> **Job**: In the lines below, find how many contain the word "Өедоровичь" and report that figure alone.

** BEGIN **

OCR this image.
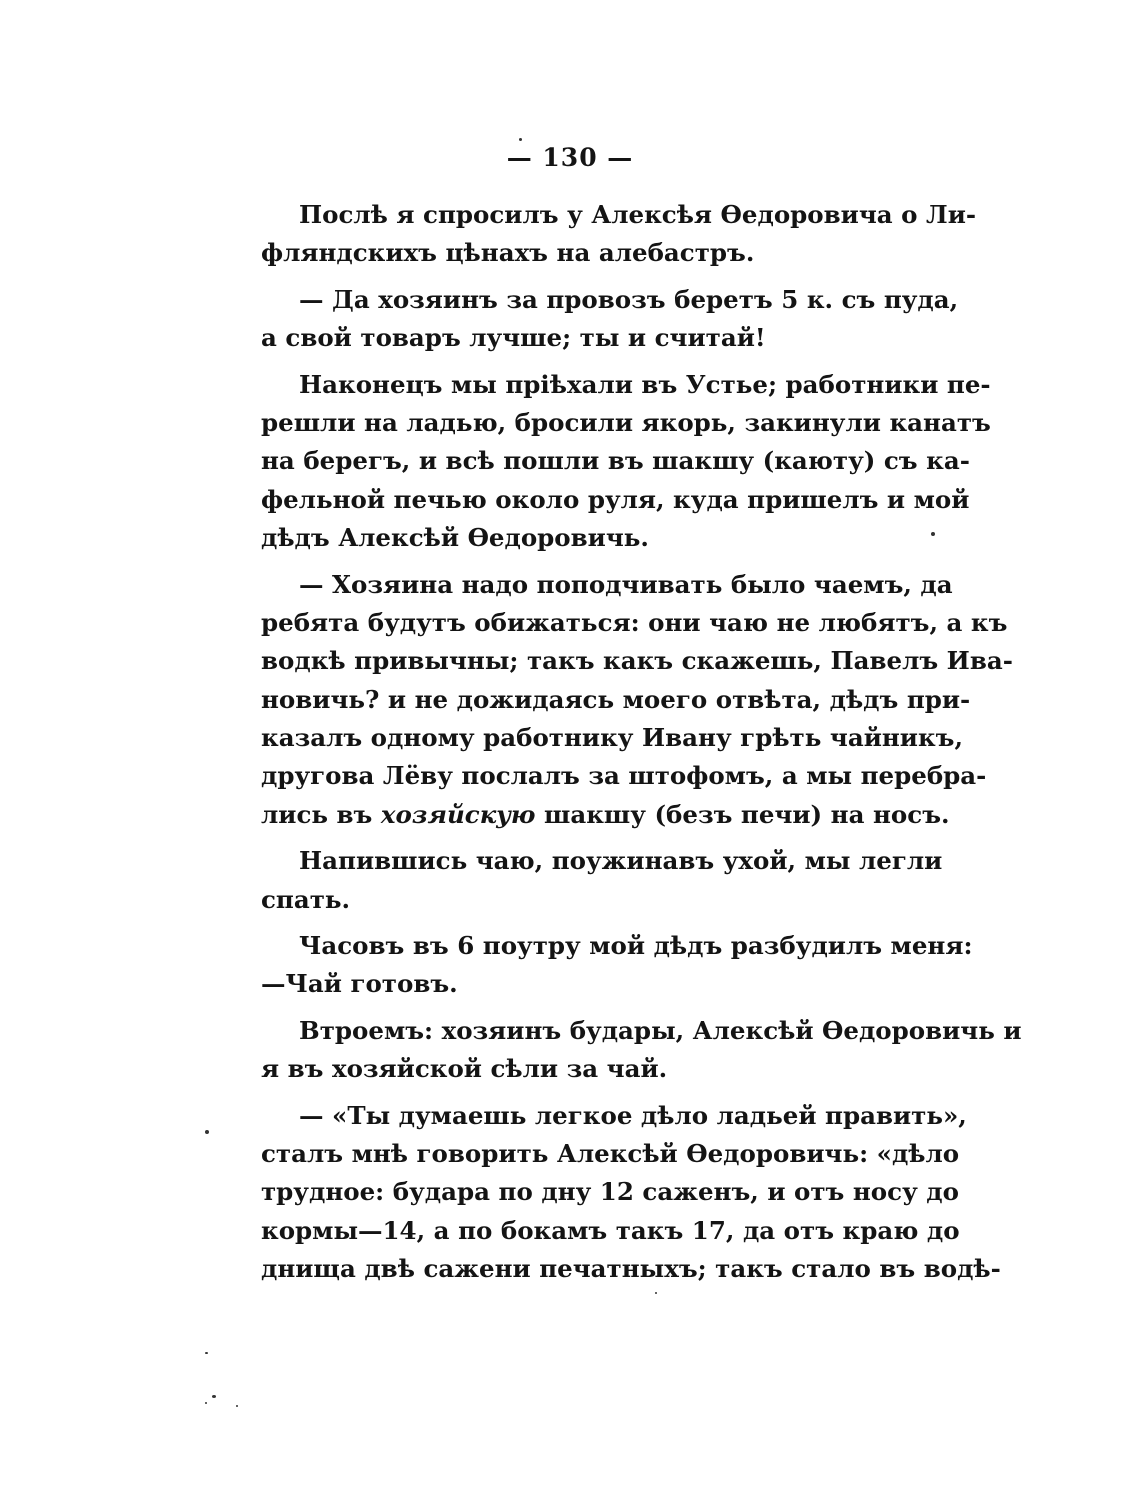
— 130 —
Послѣ я спросилъ у Алексѣя Өедоровича о Ли-
фляндскихъ цѣнахъ на алебастръ.
— Да хозяинъ за провозъ беретъ 5 к. съ пуда,
а свой товаръ лучше; ты и считай!
Наконецъ мы пріѣхали въ Устье; работники пе-
решли на ладью, бросили якорь, закинули канатъ
на берегъ, и всѣ пошли въ шакшу (каюту) съ ка-
фельной печью около руля, куда пришелъ и мой
дѣдъ Алексѣй Өедоровичь.
— Хозяина надо поподчивать было чаемъ, да
ребята будутъ обижаться: они чаю не любятъ, а къ
водкѣ привычны; такъ какъ скажешь, Павелъ Ива-
новичь? и не дожидаясь моего отвѣта, дѣдъ при-
казалъ одному работнику Ивану грѣть чайникъ,
другова Лёву послалъ за штофомъ, а мы перебра-
лись въ хозяйскую шакшу (безъ печи) на носъ.
Напившись чаю, поужинавъ ухой, мы легли
спать.
Часовъ въ 6 поутру мой дѣдъ разбудилъ меня:
—Чай готовъ.
Втроемъ: хозяинъ будары, Алексѣй Өедоровичь и
я въ хозяйской сѣли за чай.
— «Ты думаешь легкое дѣло ладьей править»,
сталъ мнѣ говорить Алексѣй Өедоровичь: «дѣло
трудное: будара по дну 12 саженъ, и отъ носу до
кормы—14, а по бокамъ такъ 17, да отъ краю до
днища двѣ сажени печатныхъ; такъ стало въ водѣ-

** END **

> **Written solution**: 3